** start of Provided records **

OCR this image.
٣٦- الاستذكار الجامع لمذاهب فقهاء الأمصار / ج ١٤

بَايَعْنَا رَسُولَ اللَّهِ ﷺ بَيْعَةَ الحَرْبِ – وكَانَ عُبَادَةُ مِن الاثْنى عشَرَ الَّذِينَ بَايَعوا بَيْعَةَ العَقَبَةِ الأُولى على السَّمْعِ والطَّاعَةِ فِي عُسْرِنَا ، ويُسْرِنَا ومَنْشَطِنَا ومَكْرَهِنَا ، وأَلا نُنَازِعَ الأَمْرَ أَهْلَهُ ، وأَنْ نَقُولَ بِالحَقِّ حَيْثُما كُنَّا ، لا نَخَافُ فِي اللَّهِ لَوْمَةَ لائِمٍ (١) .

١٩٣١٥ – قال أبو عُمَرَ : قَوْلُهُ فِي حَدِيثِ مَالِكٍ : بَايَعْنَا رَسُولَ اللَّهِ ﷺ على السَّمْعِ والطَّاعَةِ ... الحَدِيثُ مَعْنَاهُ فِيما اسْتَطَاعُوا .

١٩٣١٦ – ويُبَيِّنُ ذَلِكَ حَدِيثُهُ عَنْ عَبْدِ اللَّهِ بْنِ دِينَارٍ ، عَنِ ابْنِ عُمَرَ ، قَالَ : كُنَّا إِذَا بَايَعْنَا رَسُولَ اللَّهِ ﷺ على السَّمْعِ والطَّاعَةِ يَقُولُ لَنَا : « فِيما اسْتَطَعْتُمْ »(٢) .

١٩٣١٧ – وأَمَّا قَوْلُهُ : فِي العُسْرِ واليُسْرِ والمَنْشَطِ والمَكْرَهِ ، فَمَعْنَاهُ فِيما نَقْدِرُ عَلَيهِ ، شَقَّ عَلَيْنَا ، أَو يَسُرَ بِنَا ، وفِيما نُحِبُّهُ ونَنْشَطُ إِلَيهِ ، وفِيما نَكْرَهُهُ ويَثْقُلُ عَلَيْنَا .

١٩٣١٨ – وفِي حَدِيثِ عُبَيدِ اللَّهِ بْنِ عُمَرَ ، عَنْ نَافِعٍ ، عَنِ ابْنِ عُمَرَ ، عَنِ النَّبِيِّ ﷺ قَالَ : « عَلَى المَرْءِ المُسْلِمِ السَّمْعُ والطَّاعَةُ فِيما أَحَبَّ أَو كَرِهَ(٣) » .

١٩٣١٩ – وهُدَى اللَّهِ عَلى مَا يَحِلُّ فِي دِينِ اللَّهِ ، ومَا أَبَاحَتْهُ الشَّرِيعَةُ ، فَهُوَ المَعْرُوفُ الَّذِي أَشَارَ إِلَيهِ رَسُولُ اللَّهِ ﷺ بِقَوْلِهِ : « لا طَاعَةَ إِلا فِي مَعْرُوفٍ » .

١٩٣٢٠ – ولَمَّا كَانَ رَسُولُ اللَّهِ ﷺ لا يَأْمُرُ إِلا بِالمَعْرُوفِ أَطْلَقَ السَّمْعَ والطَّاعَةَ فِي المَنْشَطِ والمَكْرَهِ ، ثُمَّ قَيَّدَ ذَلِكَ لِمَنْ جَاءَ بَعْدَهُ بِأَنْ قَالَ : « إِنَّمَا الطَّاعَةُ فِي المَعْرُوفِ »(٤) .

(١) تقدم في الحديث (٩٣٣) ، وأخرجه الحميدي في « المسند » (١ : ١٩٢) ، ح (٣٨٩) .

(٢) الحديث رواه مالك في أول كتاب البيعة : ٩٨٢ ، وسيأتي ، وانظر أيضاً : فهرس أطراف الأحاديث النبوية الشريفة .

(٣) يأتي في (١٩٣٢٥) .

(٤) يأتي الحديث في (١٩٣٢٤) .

** end of Provided records **

» Problem details
Take the material above and return all of it exactly.

» Reply to the task
OCR this image.
٣٦- الاستذكار الجامع لمذاهب فقهاء الأمصار / ج ١٤

بَايَعْنَا رَسُولَ اللَّهِ ﷺ بَيْعَةَ الحَرْبِ – وكَانَ عُبَادَةُ مِن الاثْنى عشَرَ الَّذِينَ بَايَعوا بَيْعَةَ العَقَبَةِ الأُولى على السَّمْعِ والطَّاعَةِ فِي عُسْرِنَا ، ويُسْرِنَا ومَنْشَطِنَا ومَكْرَهِنَا ، وأَلا نُنَازِعَ الأَمْرَ أَهْلَهُ ، وأَنْ نَقُولَ بِالحَقِّ حَيْثُما كُنَّا ، لا نَخَافُ فِي اللَّهِ لَوْمَةَ لائِمٍ (١) .

١٩٣١٥ – قال أبو عُمَرَ : قَوْلُهُ فِي حَدِيثِ مَالِكٍ : بَايَعْنَا رَسُولَ اللَّهِ ﷺ على السَّمْعِ والطَّاعَةِ ... الحَدِيثُ مَعْنَاهُ فِيما اسْتَطَاعُوا .

١٩٣١٦ – ويُبَيِّنُ ذَلِكَ حَدِيثُهُ عَنْ عَبْدِ اللَّهِ بْنِ دِينَارٍ ، عَنِ ابْنِ عُمَرَ ، قَالَ : كُنَّا إِذَا بَايَعْنَا رَسُولَ اللَّهِ ﷺ على السَّمْعِ والطَّاعَةِ يَقُولُ لَنَا : « فِيما اسْتَطَعْتُمْ »(٢) .

١٩٣١٧ – وأَمَّا قَوْلُهُ : فِي العُسْرِ واليُسْرِ والمَنْشَطِ والمَكْرَهِ ، فَمَعْنَاهُ فِيما نَقْدِرُ عَلَيهِ ، شَقَّ عَلَيْنَا ، أَو يَسُرَ بِنَا ، وفِيما نُحِبُّهُ ونَنْشَطُ إِلَيهِ ، وفِيما نَكْرَهُهُ ويَثْقُلُ عَلَيْنَا .

١٩٣١٨ – وفِي حَدِيثِ عُبَيدِ اللَّهِ بْنِ عُمَرَ ، عَنْ نَافِعٍ ، عَنِ ابْنِ عُمَرَ ، عَنِ النَّبِيِّ ﷺ قَالَ : « عَلَى المَرْءِ المُسْلِمِ السَّمْعُ والطَّاعَةُ فِيما أَحَبَّ أَو كَرِهَ(٣) » .

١٩٣١٩ – وهُدَى اللَّهِ عَلى مَا يَحِلُّ فِي دِينِ اللَّهِ ، ومَا أَبَاحَتْهُ الشَّرِيعَةُ ، فَهُوَ المَعْرُوفُ الَّذِي أَشَارَ إِلَيهِ رَسُولُ اللَّهِ ﷺ بِقَوْلِهِ : « لا طَاعَةَ إِلا فِي مَعْرُوفٍ » .

١٩٣٢٠ – ولَمَّا كَانَ رَسُولُ اللَّهِ ﷺ لا يَأْمُرُ إِلا بِالمَعْرُوفِ أَطْلَقَ السَّمْعَ والطَّاعَةَ فِي المَنْشَطِ والمَكْرَهِ ، ثُمَّ قَيَّدَ ذَلِكَ لِمَنْ جَاءَ بَعْدَهُ بِأَنْ قَالَ : « إِنَّمَا الطَّاعَةُ فِي المَعْرُوفِ »(٤) .

(١) تقدم في الحديث (٩٣٣) ، وأخرجه الحميدي في « المسند » (١ : ١٩٢) ، ح (٣٨٩) .

(٢) الحديث رواه مالك في أول كتاب البيعة : ٩٨٢ ، وسيأتي ، وانظر أيضاً : فهرس أطراف الأحاديث النبوية الشريفة .

(٣) يأتي في (١٩٣٢٥) .

(٤) يأتي الحديث في (١٩٣٢٤) .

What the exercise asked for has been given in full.